Objective: The records below must be written out exactly, with every picture left behind.
-- START --
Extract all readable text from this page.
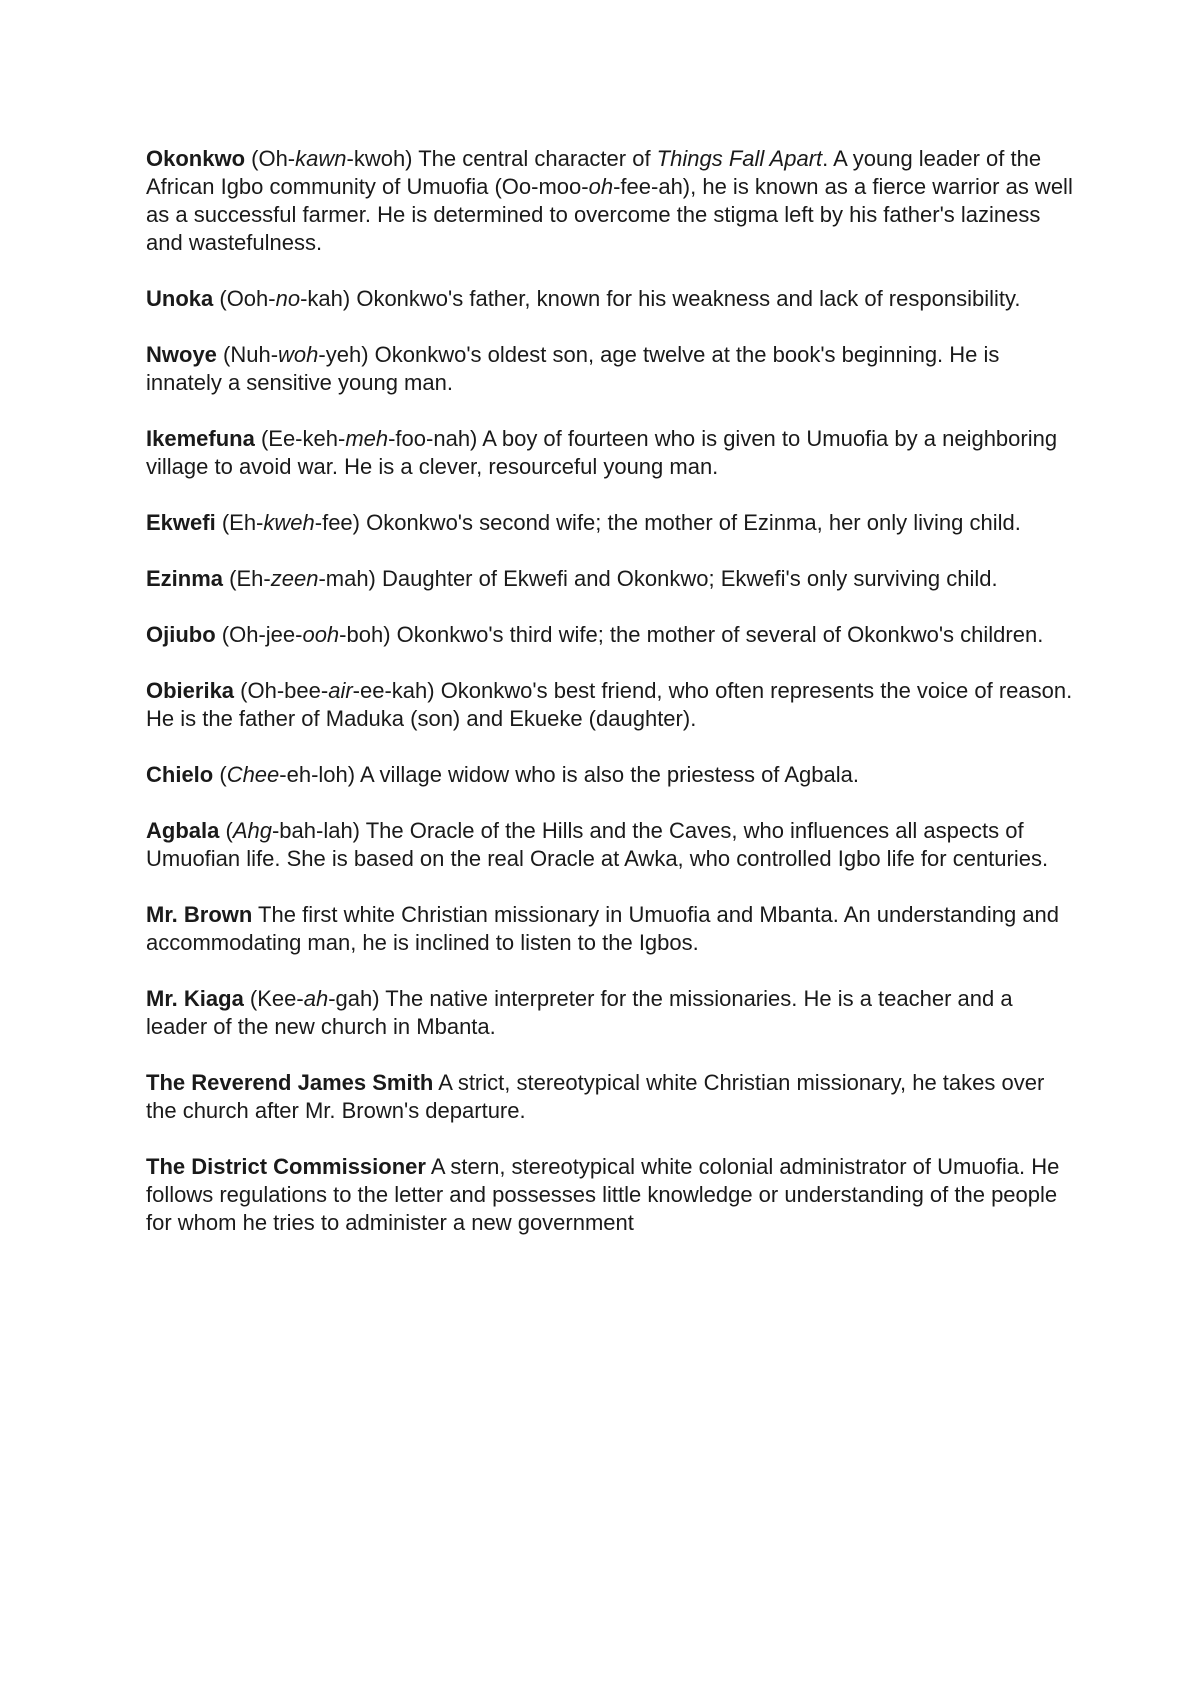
Okonkwo (Oh-kawn-kwoh) The central character of Things Fall Apart. A young leader of the African Igbo community of Umuofia (Oo-moo-oh-fee-ah), he is known as a fierce warrior as well as a successful farmer. He is determined to overcome the stigma left by his father's laziness and wastefulness.

Unoka (Ooh-no-kah) Okonkwo's father, known for his weakness and lack of responsibility.

Nwoye (Nuh-woh-yeh) Okonkwo's oldest son, age twelve at the book's beginning. He is innately a sensitive young man.

Ikemefuna (Ee-keh-meh-foo-nah) A boy of fourteen who is given to Umuofia by a neighboring village to avoid war. He is a clever, resourceful young man.

Ekwefi (Eh-kweh-fee) Okonkwo's second wife; the mother of Ezinma, her only living child.

Ezinma (Eh-zeen-mah) Daughter of Ekwefi and Okonkwo; Ekwefi's only surviving child.

Ojiubo (Oh-jee-ooh-boh) Okonkwo's third wife; the mother of several of Okonkwo's children.

Obierika (Oh-bee-air-ee-kah) Okonkwo's best friend, who often represents the voice of reason. He is the father of Maduka (son) and Ekueke (daughter).

Chielo (Chee-eh-loh) A village widow who is also the priestess of Agbala.

Agbala (Ahg-bah-lah) The Oracle of the Hills and the Caves, who influences all aspects of Umuofian life. She is based on the real Oracle at Awka, who controlled Igbo life for centuries.

Mr. Brown The first white Christian missionary in Umuofia and Mbanta. An understanding and accommodating man, he is inclined to listen to the Igbos.

Mr. Kiaga (Kee-ah-gah) The native interpreter for the missionaries. He is a teacher and a leader of the new church in Mbanta.

The Reverend James Smith A strict, stereotypical white Christian missionary, he takes over the church after Mr. Brown's departure.

The District Commissioner A stern, stereotypical white colonial administrator of Umuofia. He follows regulations to the letter and possesses little knowledge or understanding of the people for whom he tries to administer a new government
-- END --
Written response:
Extract all readable text from this page.
Okonkwo (Oh-kawn-kwoh) The central character of Things Fall Apart. A young leader of the African Igbo community of Umuofia (Oo-moo-oh-fee-ah), he is known as a fierce warrior as well as a successful farmer. He is determined to overcome the stigma left by his father's laziness and wastefulness.

Unoka (Ooh-no-kah) Okonkwo's father, known for his weakness and lack of responsibility.

Nwoye (Nuh-woh-yeh) Okonkwo's oldest son, age twelve at the book's beginning. He is innately a sensitive young man.

Ikemefuna (Ee-keh-meh-foo-nah) A boy of fourteen who is given to Umuofia by a neighboring village to avoid war. He is a clever, resourceful young man.

Ekwefi (Eh-kweh-fee) Okonkwo's second wife; the mother of Ezinma, her only living child.

Ezinma (Eh-zeen-mah) Daughter of Ekwefi and Okonkwo; Ekwefi's only surviving child.

Ojiubo (Oh-jee-ooh-boh) Okonkwo's third wife; the mother of several of Okonkwo's children.

Obierika (Oh-bee-air-ee-kah) Okonkwo's best friend, who often represents the voice of reason. He is the father of Maduka (son) and Ekueke (daughter).

Chielo (Chee-eh-loh) A village widow who is also the priestess of Agbala.

Agbala (Ahg-bah-lah) The Oracle of the Hills and the Caves, who influences all aspects of Umuofian life. She is based on the real Oracle at Awka, who controlled Igbo life for centuries.

Mr. Brown The first white Christian missionary in Umuofia and Mbanta. An understanding and accommodating man, he is inclined to listen to the Igbos.

Mr. Kiaga (Kee-ah-gah) The native interpreter for the missionaries. He is a teacher and a leader of the new church in Mbanta.

The Reverend James Smith A strict, stereotypical white Christian missionary, he takes over the church after Mr. Brown's departure.

The District Commissioner A stern, stereotypical white colonial administrator of Umuofia. He follows regulations to the letter and possesses little knowledge or understanding of the people for whom he tries to administer a new government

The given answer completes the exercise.